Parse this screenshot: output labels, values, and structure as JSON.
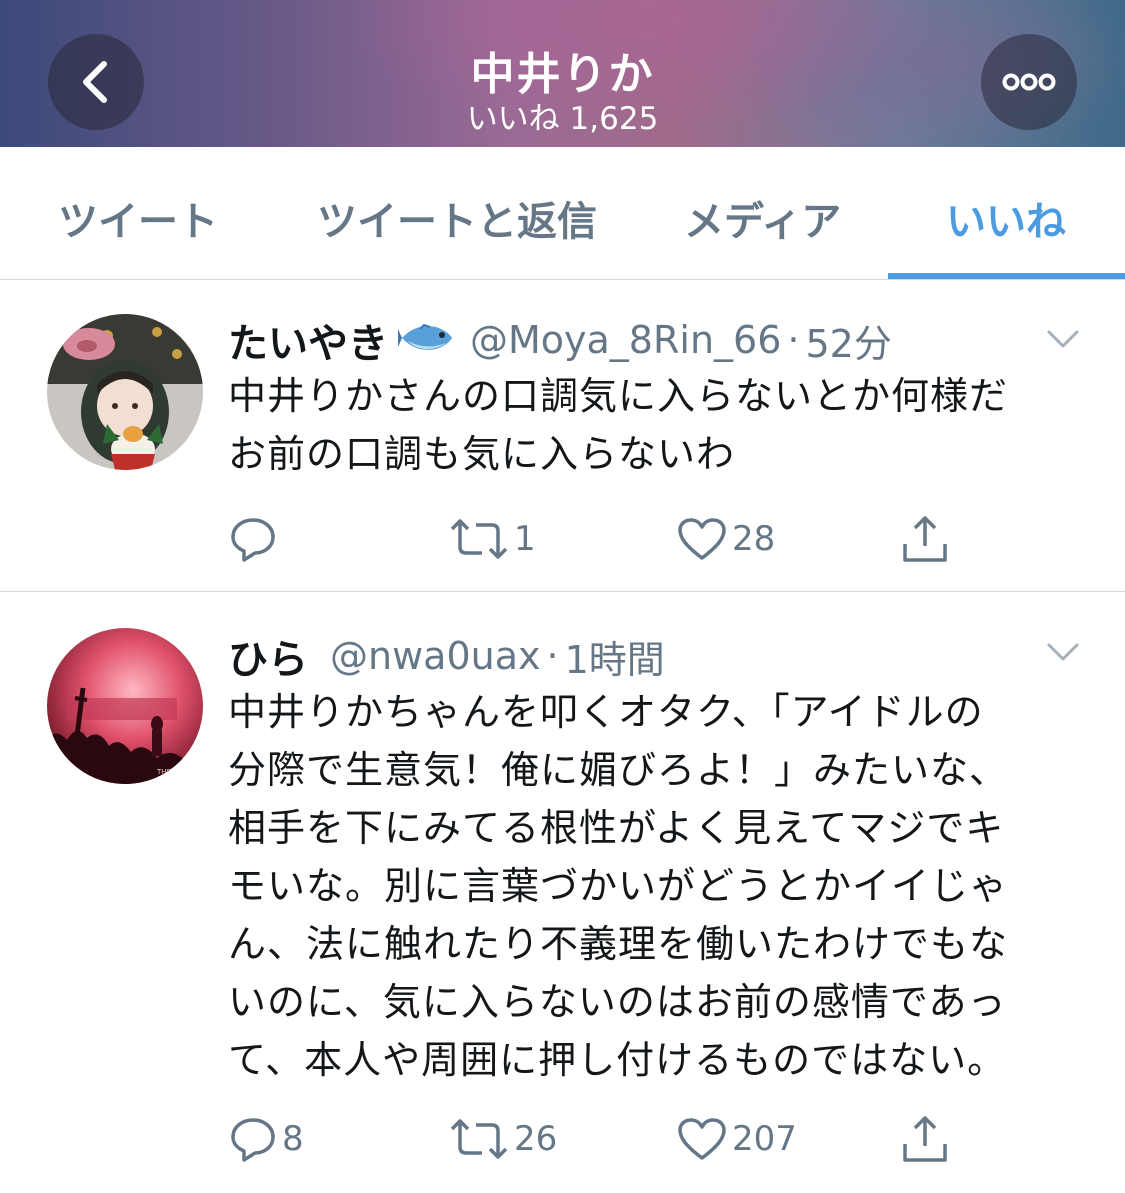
{
  "header": {
    "title": "中井りか",
    "subtitle": "いいね 1,625",
    "back_icon": "chevron-left-icon",
    "more_icon": "more-horizontal-icon"
  },
  "tabs": [
    {
      "label": "ツイート",
      "active": false
    },
    {
      "label": "ツイートと返信",
      "active": false
    },
    {
      "label": "メディア",
      "active": false
    },
    {
      "label": "いいね",
      "active": true
    }
  ],
  "accent_color": "#4a9be0",
  "tweets": [
    {
      "display_name": "たいやき",
      "name_emoji": "fish-icon",
      "handle": "@Moya_8Rin_66",
      "separator": "·",
      "time": "52分",
      "text_lines": [
        "中井りかさんの口調気に入らないとか何様だ",
        "お前の口調も気に入らないわ"
      ],
      "replies": "",
      "retweets": "1",
      "likes": "28"
    },
    {
      "display_name": "ひら",
      "handle": "@nwa0uax",
      "separator": "·",
      "time": "1時間",
      "text_lines": [
        "中井りかちゃんを叩くオタク、「アイドルの",
        "分際で生意気！俺に媚びろよ！」みたいな、",
        "相手を下にみてる根性がよく見えてマジでキ",
        "モいな。別に言葉づかいがどうとかイイじゃ",
        "ん、法に触れたり不義理を働いたわけでもな",
        "いのに、気に入らないのはお前の感情であっ",
        "て、本人や周囲に押し付けるものではない。"
      ],
      "replies": "8",
      "retweets": "26",
      "likes": "207"
    }
  ]
}
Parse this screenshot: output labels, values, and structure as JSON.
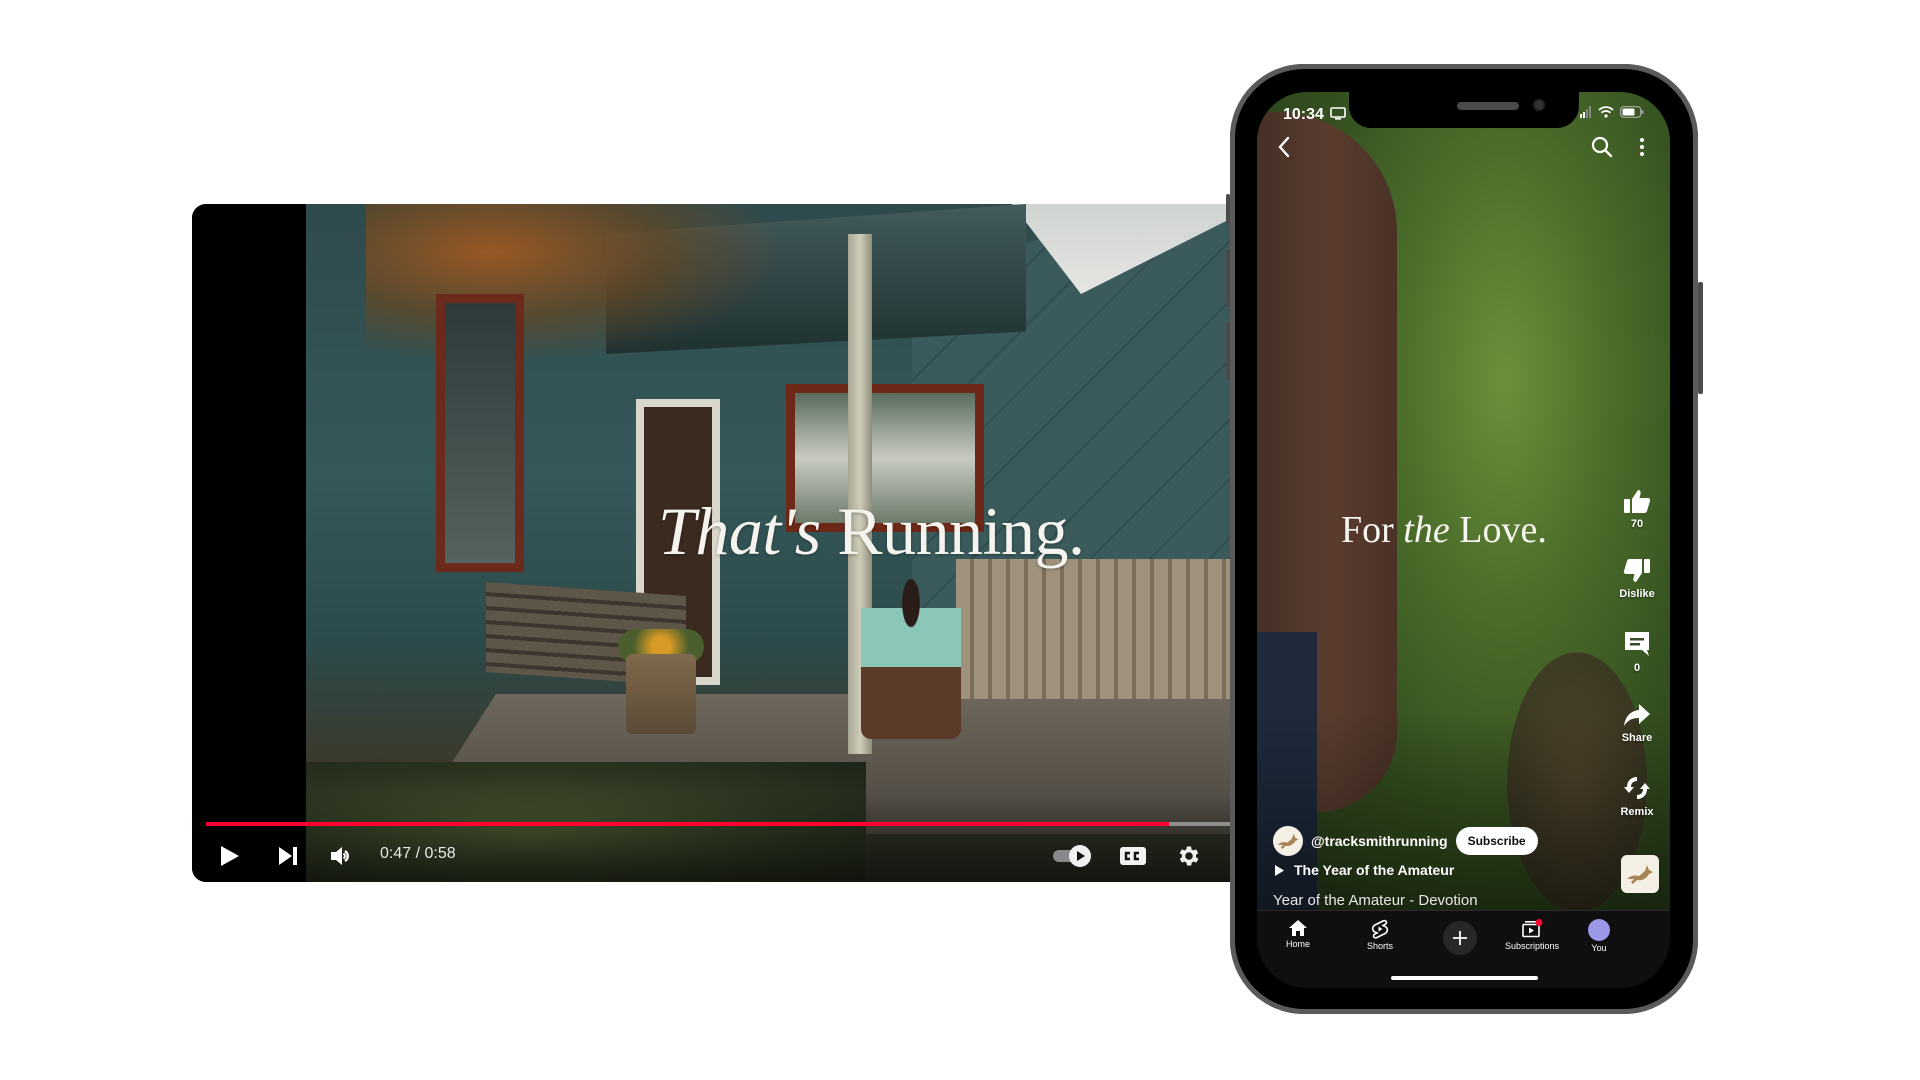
★ ★ ★ ★
_TASK OBJECTIVE_
Pictures don't belong in the copy. Transcribe every record exactly as it appears.

_ANSWER TO THE EXERCISE_
Parse this screenshot: output labels, values, and structure as JSON.
{
  "header": {
    "title": "中井りか",
    "subtitle": "いいね 1,625",
    "back_icon": "chevron-left-icon",
    "more_icon": "more-horizontal-icon"
  },
  "tabs": [
    {
      "label": "ツイート",
      "active": false
    },
    {
      "label": "ツイートと返信",
      "active": false
    },
    {
      "label": "メディア",
      "active": false
    },
    {
      "label": "いいね",
      "active": true
    }
  ],
  "accent_color": "#4a9be0",
  "tweets": [
    {
      "display_name": "たいやき",
      "name_emoji": "fish-icon",
      "handle": "@Moya_8Rin_66",
      "separator": "·",
      "time": "52分",
      "text_lines": [
        "中井りかさんの口調気に入らないとか何様だ",
        "お前の口調も気に入らないわ"
      ],
      "replies": "",
      "retweets": "1",
      "likes": "28"
    },
    {
      "display_name": "ひら",
      "handle": "@nwa0uax",
      "separator": "·",
      "time": "1時間",
      "text_lines": [
        "中井りかちゃんを叩くオタク、「アイドルの",
        "分際で生意気！俺に媚びろよ！」みたいな、",
        "相手を下にみてる根性がよく見えてマジでキ",
        "モいな。別に言葉づかいがどうとかイイじゃ",
        "ん、法に触れたり不義理を働いたわけでもな",
        "いのに、気に入らないのはお前の感情であっ",
        "て、本人や周囲に押し付けるものではない。"
      ],
      "replies": "8",
      "retweets": "26",
      "likes": "207"
    }
  ]
}
Parse this screenshot: output labels, values, and structure as JSON.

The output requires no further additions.